++++ Material provided

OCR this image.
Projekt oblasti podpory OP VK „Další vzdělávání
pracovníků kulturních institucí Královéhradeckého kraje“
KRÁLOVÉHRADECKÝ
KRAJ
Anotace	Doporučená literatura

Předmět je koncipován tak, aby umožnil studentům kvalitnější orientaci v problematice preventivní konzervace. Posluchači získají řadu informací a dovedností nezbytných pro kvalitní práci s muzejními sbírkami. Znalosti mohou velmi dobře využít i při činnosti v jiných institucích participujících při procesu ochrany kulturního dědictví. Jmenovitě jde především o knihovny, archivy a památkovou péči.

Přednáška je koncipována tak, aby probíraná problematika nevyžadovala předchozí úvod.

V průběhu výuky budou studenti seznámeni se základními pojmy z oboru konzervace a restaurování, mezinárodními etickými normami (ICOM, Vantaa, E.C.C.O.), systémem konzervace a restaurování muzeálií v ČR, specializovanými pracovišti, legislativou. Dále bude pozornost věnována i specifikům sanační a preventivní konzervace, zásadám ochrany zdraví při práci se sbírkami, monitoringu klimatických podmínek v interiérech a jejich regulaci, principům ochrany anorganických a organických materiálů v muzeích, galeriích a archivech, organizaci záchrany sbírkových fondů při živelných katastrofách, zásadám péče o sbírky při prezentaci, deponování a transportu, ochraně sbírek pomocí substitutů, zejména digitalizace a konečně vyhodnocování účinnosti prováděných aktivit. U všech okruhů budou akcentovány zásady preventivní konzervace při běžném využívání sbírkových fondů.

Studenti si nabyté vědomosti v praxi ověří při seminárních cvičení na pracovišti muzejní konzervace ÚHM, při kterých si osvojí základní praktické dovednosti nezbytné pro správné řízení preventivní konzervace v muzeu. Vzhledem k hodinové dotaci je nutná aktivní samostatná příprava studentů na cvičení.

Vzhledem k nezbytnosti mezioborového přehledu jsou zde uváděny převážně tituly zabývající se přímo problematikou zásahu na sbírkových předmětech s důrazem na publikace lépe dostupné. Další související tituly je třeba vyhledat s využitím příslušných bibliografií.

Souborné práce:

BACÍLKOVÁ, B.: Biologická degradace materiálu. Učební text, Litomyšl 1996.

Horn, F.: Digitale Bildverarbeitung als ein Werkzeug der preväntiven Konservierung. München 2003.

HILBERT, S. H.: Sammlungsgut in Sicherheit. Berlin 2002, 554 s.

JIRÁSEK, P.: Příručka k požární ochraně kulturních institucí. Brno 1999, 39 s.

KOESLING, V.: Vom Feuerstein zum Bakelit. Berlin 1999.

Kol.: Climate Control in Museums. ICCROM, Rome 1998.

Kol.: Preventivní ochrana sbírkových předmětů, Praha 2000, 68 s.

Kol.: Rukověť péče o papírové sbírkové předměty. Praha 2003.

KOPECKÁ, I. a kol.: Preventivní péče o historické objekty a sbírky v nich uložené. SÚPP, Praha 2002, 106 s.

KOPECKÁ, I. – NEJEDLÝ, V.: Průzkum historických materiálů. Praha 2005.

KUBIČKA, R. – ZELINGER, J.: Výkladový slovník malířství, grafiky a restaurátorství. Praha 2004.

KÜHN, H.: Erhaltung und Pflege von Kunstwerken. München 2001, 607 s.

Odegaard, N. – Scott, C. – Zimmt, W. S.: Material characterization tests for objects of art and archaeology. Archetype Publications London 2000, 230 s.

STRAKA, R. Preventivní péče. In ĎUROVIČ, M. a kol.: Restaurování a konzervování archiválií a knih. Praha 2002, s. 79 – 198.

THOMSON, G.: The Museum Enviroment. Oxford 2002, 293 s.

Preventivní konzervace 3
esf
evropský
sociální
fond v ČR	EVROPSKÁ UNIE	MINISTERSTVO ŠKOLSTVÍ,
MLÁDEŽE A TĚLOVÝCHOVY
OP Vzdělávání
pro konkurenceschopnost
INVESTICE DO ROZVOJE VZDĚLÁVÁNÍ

++++++++

§ **Task to carry out**: From the listing above, return each line with the word "Vzhledem".

§ **Solution for this task**:
Studenti si nabyté vědomosti v praxi ověří při seminárních cvičení na pracovišti muzejní konzervace ÚHM, při kterých si osvojí základní praktické dovednosti nezbytné pro správné řízení preventivní konzervace v muzeu. Vzhledem k hodinové dotaci je nutná aktivní samostatná příprava studentů na cvičení.
Vzhledem k nezbytnosti mezioborového přehledu jsou zde uváděny převážně tituly zabývající se přímo problematikou zásahu na sbírkových předmětech s důrazem na publikace lépe dostupné. Další související tituly je třeba vyhledat s využitím příslušných bibliografií.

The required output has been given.